» Information provided:
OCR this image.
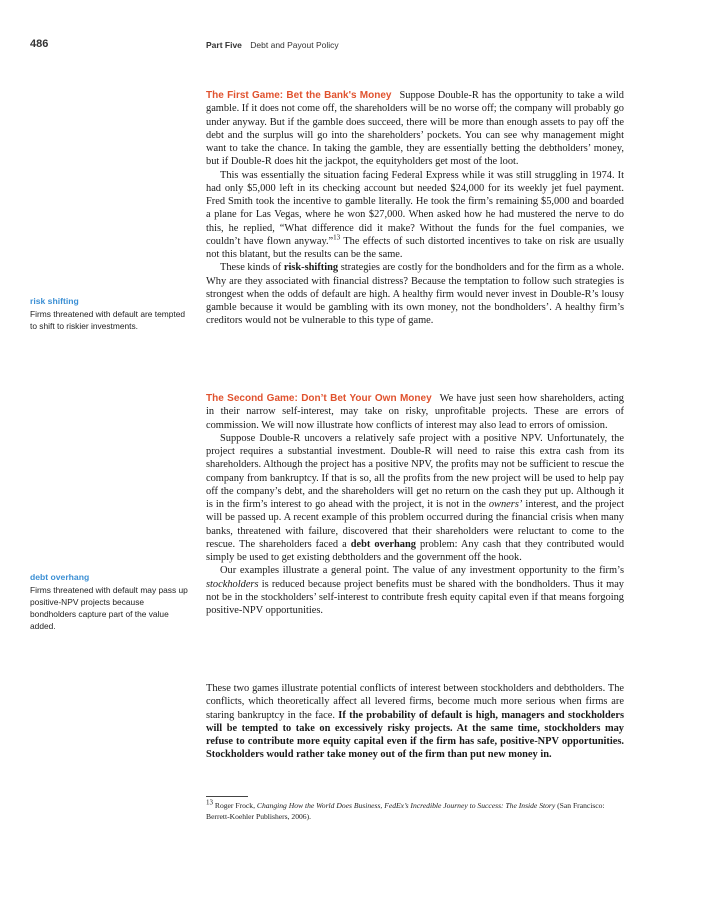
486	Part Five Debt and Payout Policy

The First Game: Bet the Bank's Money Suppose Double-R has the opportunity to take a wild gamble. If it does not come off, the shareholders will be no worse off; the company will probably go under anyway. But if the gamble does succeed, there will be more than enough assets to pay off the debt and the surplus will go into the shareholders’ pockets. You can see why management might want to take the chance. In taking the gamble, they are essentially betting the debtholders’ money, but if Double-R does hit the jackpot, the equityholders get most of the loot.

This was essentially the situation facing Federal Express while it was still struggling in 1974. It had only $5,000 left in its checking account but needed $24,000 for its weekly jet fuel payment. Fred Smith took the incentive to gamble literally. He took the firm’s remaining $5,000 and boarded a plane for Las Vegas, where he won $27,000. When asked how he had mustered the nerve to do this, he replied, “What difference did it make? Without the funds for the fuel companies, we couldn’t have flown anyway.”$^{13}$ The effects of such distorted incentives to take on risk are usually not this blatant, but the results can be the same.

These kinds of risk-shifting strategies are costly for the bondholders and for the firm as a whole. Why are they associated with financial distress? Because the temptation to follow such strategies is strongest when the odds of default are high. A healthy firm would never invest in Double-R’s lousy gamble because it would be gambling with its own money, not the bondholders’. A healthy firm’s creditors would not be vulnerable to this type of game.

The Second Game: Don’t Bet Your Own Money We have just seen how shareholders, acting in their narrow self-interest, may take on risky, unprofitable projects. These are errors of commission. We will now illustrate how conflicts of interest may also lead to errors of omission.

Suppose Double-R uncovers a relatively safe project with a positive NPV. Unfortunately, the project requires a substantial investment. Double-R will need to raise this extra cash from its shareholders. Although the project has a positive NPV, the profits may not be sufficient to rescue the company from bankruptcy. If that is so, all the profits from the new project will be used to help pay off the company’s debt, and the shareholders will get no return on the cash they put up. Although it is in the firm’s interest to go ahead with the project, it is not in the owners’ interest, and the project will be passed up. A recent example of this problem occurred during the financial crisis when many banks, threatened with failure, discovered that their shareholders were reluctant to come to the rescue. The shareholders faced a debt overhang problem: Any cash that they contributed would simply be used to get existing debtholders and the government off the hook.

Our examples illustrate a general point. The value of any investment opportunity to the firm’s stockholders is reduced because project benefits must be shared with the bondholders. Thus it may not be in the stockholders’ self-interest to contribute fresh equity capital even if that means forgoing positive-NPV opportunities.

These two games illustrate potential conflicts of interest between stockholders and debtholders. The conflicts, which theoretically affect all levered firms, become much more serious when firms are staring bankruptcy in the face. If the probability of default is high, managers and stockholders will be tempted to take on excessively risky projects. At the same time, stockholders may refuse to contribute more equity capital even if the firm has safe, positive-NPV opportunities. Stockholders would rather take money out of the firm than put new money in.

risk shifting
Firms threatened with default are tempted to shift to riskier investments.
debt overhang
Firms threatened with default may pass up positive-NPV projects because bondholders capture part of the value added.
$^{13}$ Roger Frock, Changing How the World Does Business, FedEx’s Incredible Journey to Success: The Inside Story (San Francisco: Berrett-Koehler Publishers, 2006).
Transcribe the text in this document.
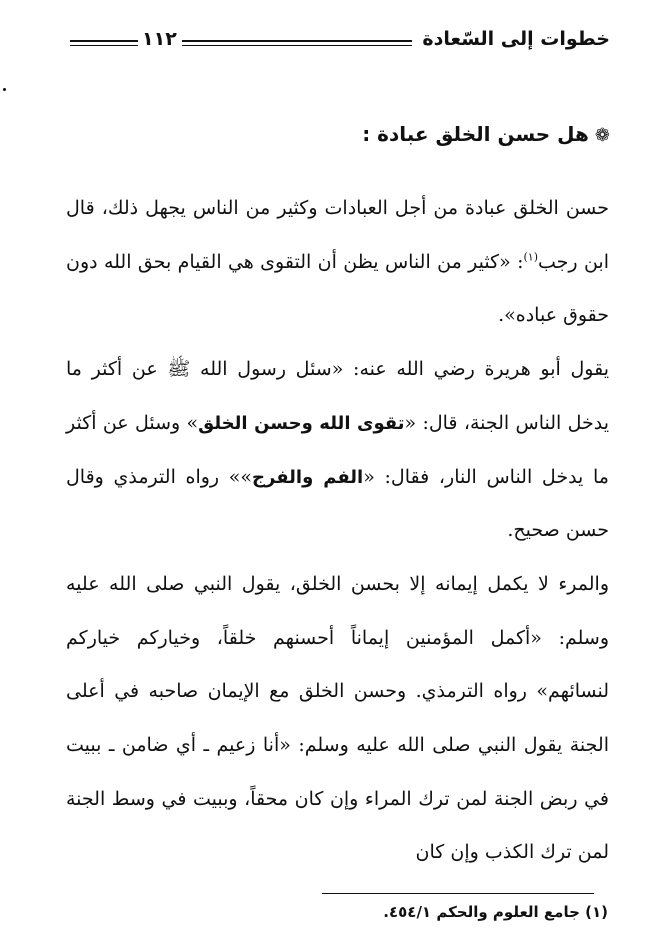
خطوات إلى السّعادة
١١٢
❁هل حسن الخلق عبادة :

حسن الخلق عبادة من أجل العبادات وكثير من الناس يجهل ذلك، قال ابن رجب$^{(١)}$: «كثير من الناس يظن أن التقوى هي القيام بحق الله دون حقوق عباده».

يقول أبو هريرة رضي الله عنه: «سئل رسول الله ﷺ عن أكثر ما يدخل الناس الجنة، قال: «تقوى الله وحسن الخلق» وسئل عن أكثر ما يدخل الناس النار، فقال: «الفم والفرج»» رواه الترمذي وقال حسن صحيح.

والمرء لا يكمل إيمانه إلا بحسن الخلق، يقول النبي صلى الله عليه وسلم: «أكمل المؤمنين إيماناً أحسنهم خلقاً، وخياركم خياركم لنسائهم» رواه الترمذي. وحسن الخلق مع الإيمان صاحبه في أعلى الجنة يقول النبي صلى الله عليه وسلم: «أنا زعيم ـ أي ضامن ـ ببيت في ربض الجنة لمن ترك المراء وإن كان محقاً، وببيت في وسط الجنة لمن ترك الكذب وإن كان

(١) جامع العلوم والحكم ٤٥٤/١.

» Goal: Copy each line of the records above that carries the word "عبادة".

» Response for this exercise:
❁هل حسن الخلق عبادة :
حسن الخلق عبادة من أجل العبادات وكثير من الناس يجهل ذلك، قال ابن رجب$^{(١)}$: «كثير من الناس يظن أن التقوى هي القيام بحق الله دون حقوق عباده».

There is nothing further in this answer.